## begin RECORDS TO PROCESS

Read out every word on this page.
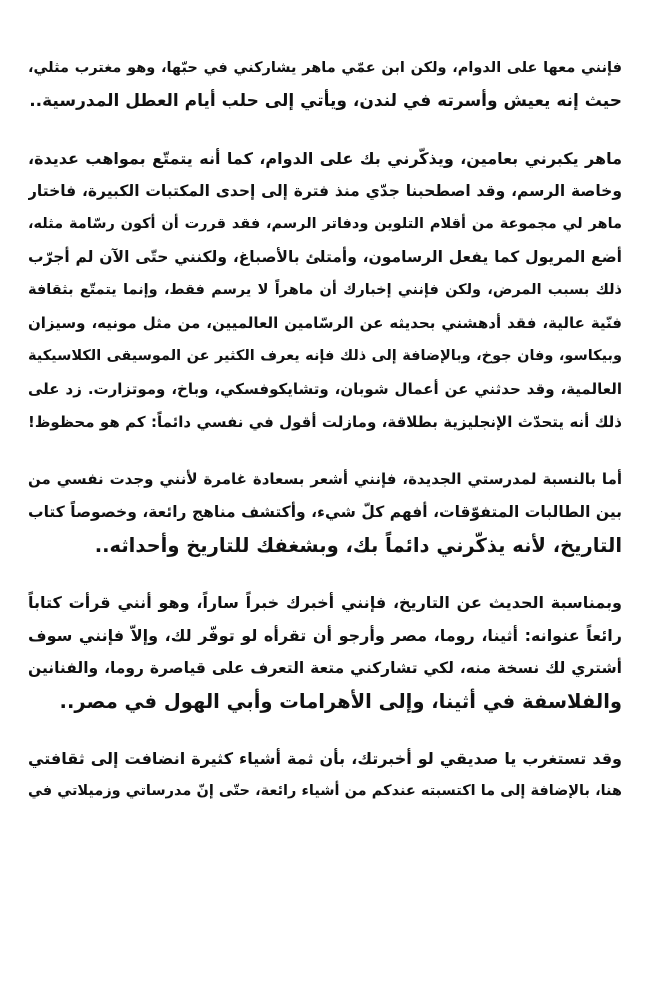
فإنني معها على الدوام، ولكن ابن عمّي ماهر يشاركني في حبّها، وهو مغترب مثلي،
حيث إنه يعيش وأسرته في لندن، ويأتي إلى حلب أيام العطل المدرسية..
ماهر يكبرني بعامين، ويذكّرني بك على الدوام، كما أنه يتمتّع بمواهب عديدة،
وخاصة الرسم، وقد اصطحبنا جدّي منذ فترة إلى إحدى المكتبات الكبيرة، فاختار
ماهر لي مجموعة من أقلام التلوين ودفاتر الرسم، فقد قررت أن أكون رسّامة مثله،
أضع المريول كما يفعل الرسامون، وأمتلئ بالأصباغ، ولكنني حتّى الآن لم أجرّب
ذلك بسبب المرض، ولكن فإنني إخبارك أن ماهراً لا يرسم فقط، وإنما يتمتّع بثقافة
فنّية عالية، فقد أدهشني بحديثه عن الرسّامين العالميين، من مثل مونيه، وسيزان
وبيكاسو، وفان جوخ، وبالإضافة إلى ذلك فإنه يعرف الكثير عن الموسيقى الكلاسيكية
العالمية، وقد حدثني عن أعمال شوبان، وتشايكوفسكي، وباخ، وموتزارت. زد على
ذلك أنه يتحدّث الإنجليزية بطلاقة، ومازلت أقول في نفسي دائماً: كم هو محظوظ!
أما بالنسبة لمدرستي الجديدة، فإنني أشعر بسعادة غامرة لأنني وجدت نفسي من
بين الطالبات المتفوّقات، أفهم كلّ شيء، وأكتشف مناهج رائعة، وخصوصاً كتاب
التاريخ، لأنه يذكّرني دائماً بك، وبشغفك للتاريخ وأحداثه..
وبمناسبة الحديث عن التاريخ، فإنني أخبرك خبراً ساراً، وهو أنني قرأت كتاباً
رائعاً عنوانه: أثينا، روما، مصر وأرجو أن تقرأه لو توفّر لك، وإلاّ فإنني سوف
أشتري لك نسخة منه، لكي تشاركني متعة التعرف على قياصرة روما، والفنانين
والفلاسفة في أثينا، وإلى الأهرامات وأبي الهول في مصر..
وقد تستغرب يا صديقي لو أخبرتك، بأن ثمة أشياء كثيرة انضافت إلى ثقافتي
هنا، بالإضافة إلى ما اكتسبته عندكم من أشياء رائعة، حتّى إنّ مدرساتي وزميلاتي في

## end RECORDS TO PROCESS

> WHAT TO PRODUCE: List the lines of the material in which the word "نفسي" occurs.

> WRITTEN SOLUTION:
ذلك أنه يتحدّث الإنجليزية بطلاقة، ومازلت أقول في نفسي دائماً: كم هو محظوظ!
أما بالنسبة لمدرستي الجديدة، فإنني أشعر بسعادة غامرة لأنني وجدت نفسي من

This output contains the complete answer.